** START Given records **
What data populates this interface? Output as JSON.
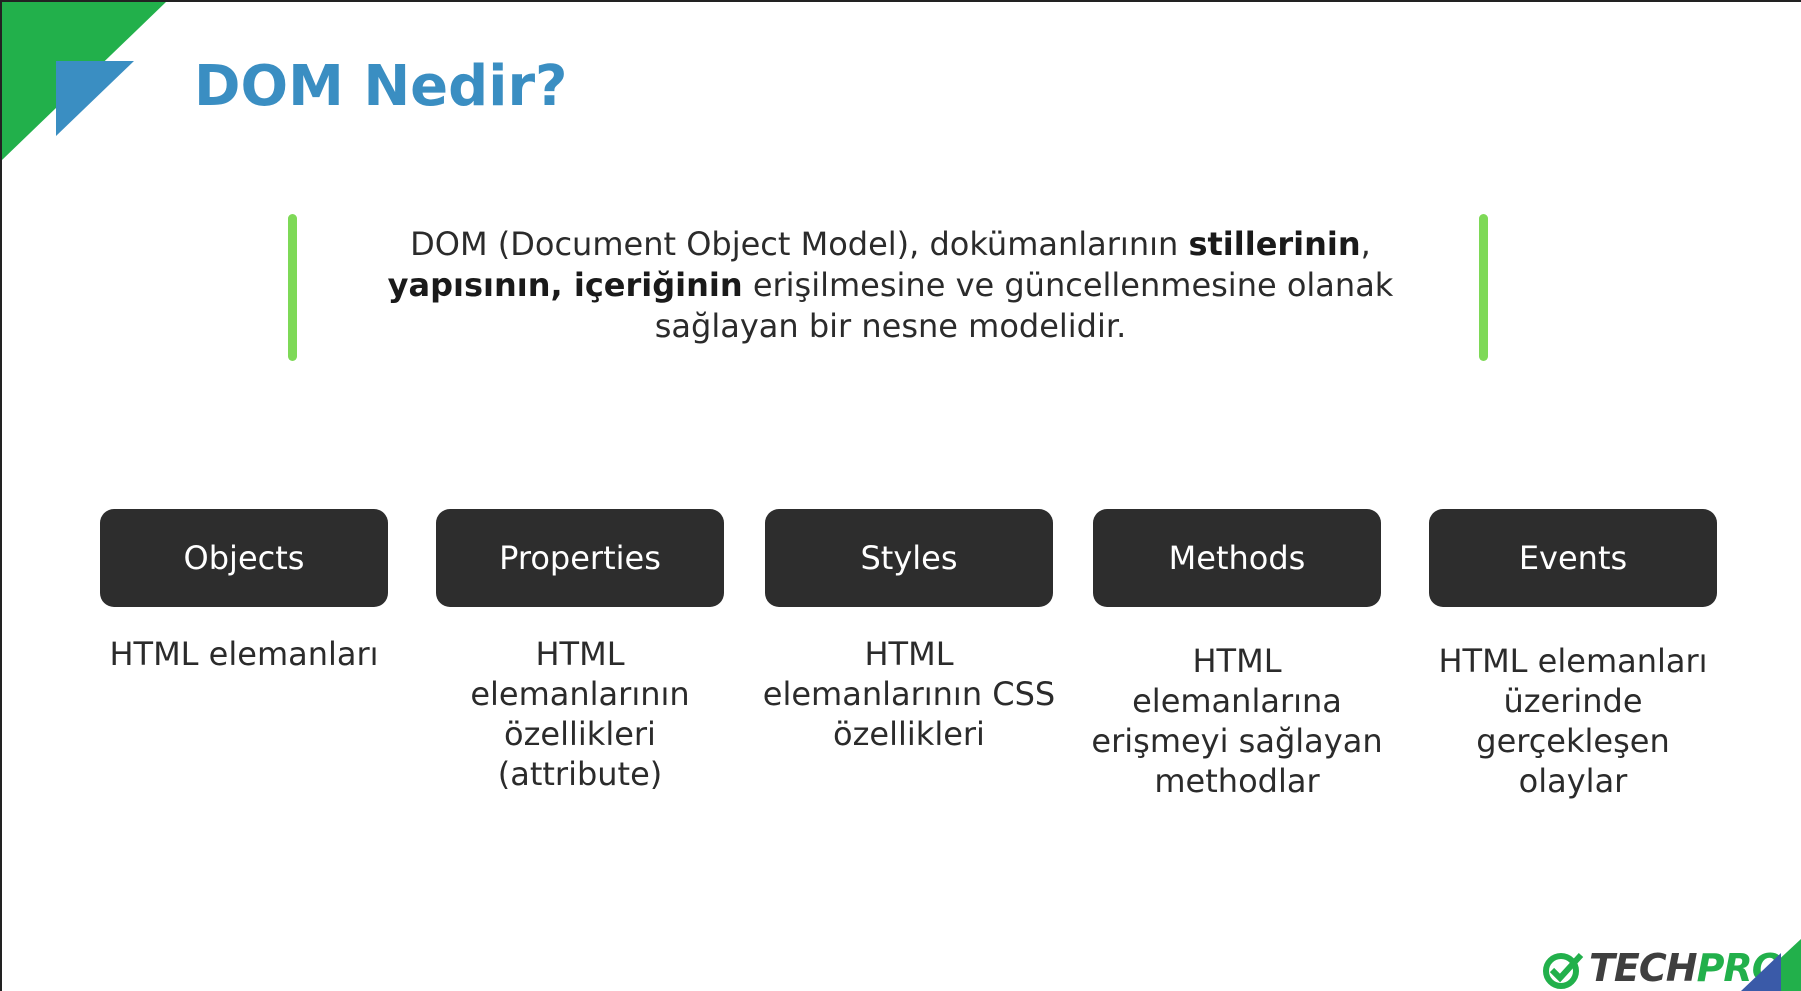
{
  "title": "DOM Nedir?",
  "definition": {
    "part1": "DOM (Document Object Model),  dokümanlarının ",
    "bold1": "stillerinin",
    "part2": ", ",
    "bold2": "yapısının, içeriğinin",
    "part3": " erişilmesine ve  güncellenmesine olanak sağlayan bir nesne modelidir."
  },
  "items": [
    {
      "label": "Objects",
      "desc": "HTML elemanları"
    },
    {
      "label": "Properties",
      "desc": "HTML elemanlarının özellikleri (attribute)"
    },
    {
      "label": "Styles",
      "desc": "HTML elemanlarının CSS özellikleri"
    },
    {
      "label": "Methods",
      "desc": "HTML elemanlarına erişmeyi sağlayan methodlar"
    },
    {
      "label": "Events",
      "desc": "HTML elemanları üzerinde gerçekleşen olaylar"
    }
  ],
  "logo": {
    "part1": "TECH",
    "part2": "PRO",
    "icon": "check-circle-icon"
  },
  "colors": {
    "title": "#3a8ec2",
    "accent_green": "#7ed957",
    "card_bg": "#2d2d2d",
    "corner_green": "#22b04b",
    "corner_blue": "#3a8ec2"
  }
}
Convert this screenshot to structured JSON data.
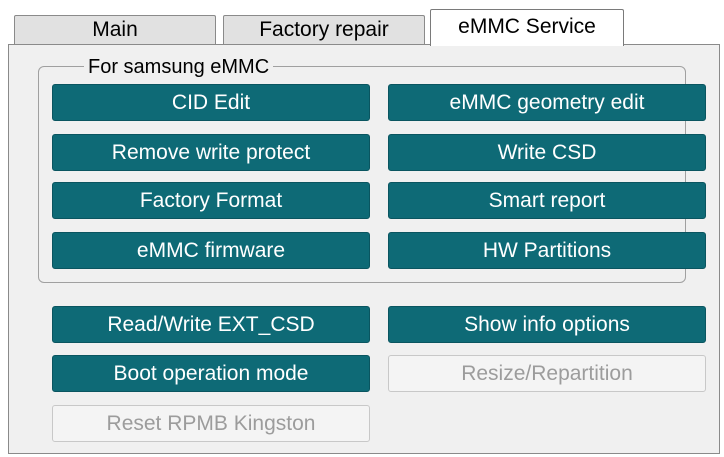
{
  "tabs": [
    {
      "label": "Main",
      "active": false
    },
    {
      "label": "Factory repair",
      "active": false
    },
    {
      "label": "eMMC Service",
      "active": true
    }
  ],
  "group": {
    "title": "For samsung eMMC",
    "buttons": [
      "CID Edit",
      "eMMC geometry edit",
      "Remove write protect",
      "Write CSD",
      "Factory Format",
      "Smart report",
      "eMMC firmware",
      "HW Partitions"
    ]
  },
  "buttons": [
    {
      "label": "Read/Write EXT_CSD",
      "enabled": true
    },
    {
      "label": "Show info options",
      "enabled": true
    },
    {
      "label": "Boot operation mode",
      "enabled": true
    },
    {
      "label": "Resize/Repartition",
      "enabled": false
    },
    {
      "label": "Reset RPMB Kingston",
      "enabled": false
    }
  ],
  "colors": {
    "button_bg": "#0e6a76",
    "button_text": "#ffffff",
    "disabled_text": "#9c9c9c"
  }
}
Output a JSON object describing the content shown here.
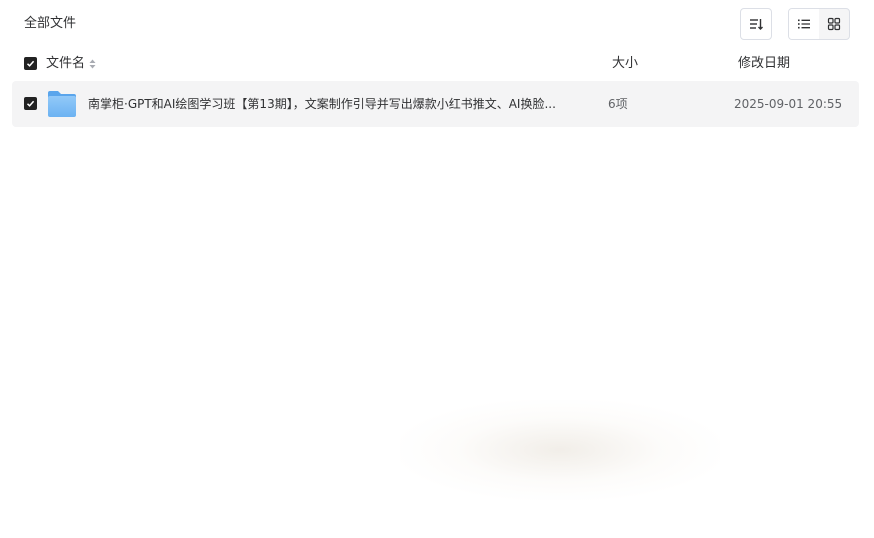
{
  "breadcrumb": {
    "label": "全部文件"
  },
  "toolbar": {
    "sort_icon": "sort-icon",
    "list_view_icon": "list-view-icon",
    "grid_view_icon": "grid-view-icon",
    "active_view": "list"
  },
  "table": {
    "columns": {
      "name": "文件名",
      "size": "大小",
      "modified": "修改日期"
    },
    "select_all_checked": true,
    "rows": [
      {
        "checked": true,
        "icon": "folder-icon",
        "name": "南掌柜·GPT和AI绘图学习班【第13期】，文案制作引导并写出爆款小红书推文、AI换脸...",
        "size": "6项",
        "modified": "2025-09-01 20:55"
      }
    ]
  },
  "colors": {
    "row_bg": "#f4f4f5",
    "folder": "#7fbdf5",
    "checkbox": "#222222"
  }
}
** END Given records **
◆ What to do ◆
Copy all lines from the material that hold "elemanlarının".

◆ Expected answer ◆
      "desc": "HTML elemanlarının özellikleri (attribute)"
      "desc": "HTML elemanlarının CSS özellikleri"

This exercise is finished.